Task directions →
Work through the entries below and report how many lines include "Race". The number alone is the answer.

Provided entries →
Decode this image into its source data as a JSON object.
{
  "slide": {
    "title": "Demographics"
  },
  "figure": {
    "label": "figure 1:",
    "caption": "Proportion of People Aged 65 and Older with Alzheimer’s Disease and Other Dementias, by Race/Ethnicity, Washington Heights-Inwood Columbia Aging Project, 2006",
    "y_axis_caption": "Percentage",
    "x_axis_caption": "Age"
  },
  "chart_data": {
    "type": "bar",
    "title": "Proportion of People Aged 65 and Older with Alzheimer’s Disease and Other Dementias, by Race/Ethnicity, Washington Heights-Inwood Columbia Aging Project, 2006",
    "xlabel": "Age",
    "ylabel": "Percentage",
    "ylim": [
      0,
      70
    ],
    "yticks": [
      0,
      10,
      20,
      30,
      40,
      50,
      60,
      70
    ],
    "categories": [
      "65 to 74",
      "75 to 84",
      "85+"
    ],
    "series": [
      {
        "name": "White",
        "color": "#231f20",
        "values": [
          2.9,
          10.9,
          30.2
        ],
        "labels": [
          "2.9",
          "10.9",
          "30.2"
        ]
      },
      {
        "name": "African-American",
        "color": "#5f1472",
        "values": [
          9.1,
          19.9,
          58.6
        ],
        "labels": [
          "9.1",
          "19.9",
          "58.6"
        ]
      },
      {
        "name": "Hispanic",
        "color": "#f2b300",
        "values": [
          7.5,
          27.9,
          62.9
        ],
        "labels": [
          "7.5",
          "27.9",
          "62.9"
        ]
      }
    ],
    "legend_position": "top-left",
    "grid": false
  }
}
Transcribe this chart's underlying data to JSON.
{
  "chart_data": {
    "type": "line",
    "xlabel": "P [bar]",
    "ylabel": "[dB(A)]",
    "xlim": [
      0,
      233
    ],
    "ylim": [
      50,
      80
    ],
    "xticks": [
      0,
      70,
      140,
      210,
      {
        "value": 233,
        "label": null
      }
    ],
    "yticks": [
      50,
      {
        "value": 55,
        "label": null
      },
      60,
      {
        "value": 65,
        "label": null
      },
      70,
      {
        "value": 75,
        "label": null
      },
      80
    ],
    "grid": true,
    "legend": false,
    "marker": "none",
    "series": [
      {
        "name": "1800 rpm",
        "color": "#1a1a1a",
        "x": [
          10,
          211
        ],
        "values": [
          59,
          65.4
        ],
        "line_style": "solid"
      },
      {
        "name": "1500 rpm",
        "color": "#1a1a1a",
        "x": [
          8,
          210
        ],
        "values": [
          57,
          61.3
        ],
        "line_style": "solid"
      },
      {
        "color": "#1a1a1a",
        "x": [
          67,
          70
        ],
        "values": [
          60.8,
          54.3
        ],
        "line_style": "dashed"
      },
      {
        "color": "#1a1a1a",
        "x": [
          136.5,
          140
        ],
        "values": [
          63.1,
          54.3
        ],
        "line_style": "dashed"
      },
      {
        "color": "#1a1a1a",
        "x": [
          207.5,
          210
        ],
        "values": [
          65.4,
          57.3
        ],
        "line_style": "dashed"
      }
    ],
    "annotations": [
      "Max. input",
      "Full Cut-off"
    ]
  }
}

Complete output →
2